_TASK OBJECTIVE_
Collect from the data below each line with "What".

_STORED DATA_
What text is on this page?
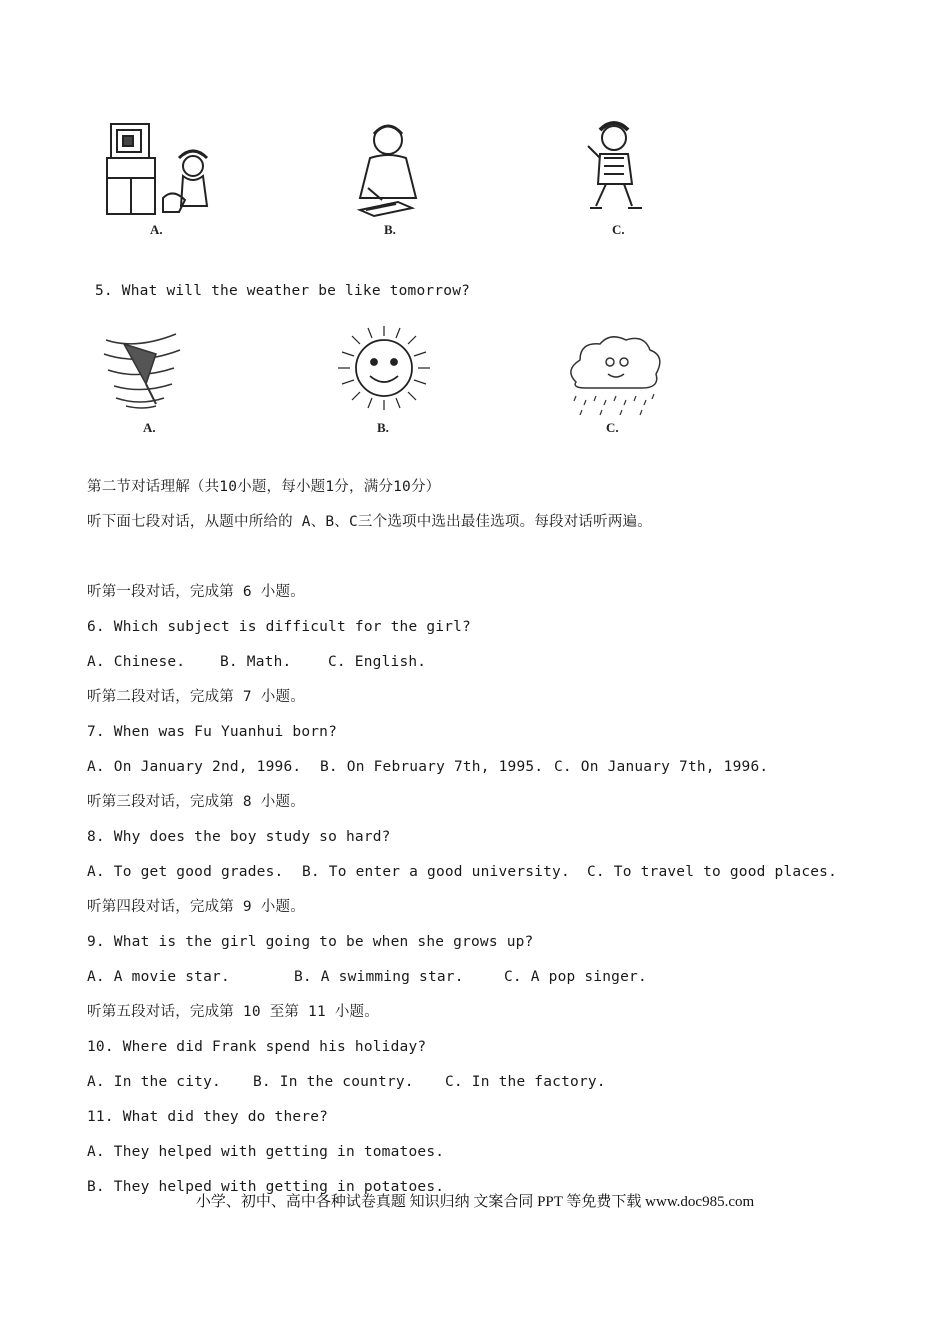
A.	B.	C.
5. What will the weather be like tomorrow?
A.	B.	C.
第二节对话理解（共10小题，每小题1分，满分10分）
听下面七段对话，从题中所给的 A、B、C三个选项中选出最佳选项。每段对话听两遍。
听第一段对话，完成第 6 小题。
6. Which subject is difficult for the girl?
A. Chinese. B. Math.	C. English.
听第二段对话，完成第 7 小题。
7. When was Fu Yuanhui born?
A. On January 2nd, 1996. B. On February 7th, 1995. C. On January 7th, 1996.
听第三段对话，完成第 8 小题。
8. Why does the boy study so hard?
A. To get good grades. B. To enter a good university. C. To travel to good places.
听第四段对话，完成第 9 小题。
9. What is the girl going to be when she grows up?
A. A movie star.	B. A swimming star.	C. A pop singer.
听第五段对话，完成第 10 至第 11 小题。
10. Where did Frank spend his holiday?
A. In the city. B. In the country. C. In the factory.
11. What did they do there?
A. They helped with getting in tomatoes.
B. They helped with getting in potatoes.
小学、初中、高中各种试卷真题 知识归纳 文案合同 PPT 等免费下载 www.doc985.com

_RESULT OF THIS EXERCISE_
What text is on this page?
5. What will the weather be like tomorrow?
9. What is the girl going to be when she grows up?
11. What did they do there?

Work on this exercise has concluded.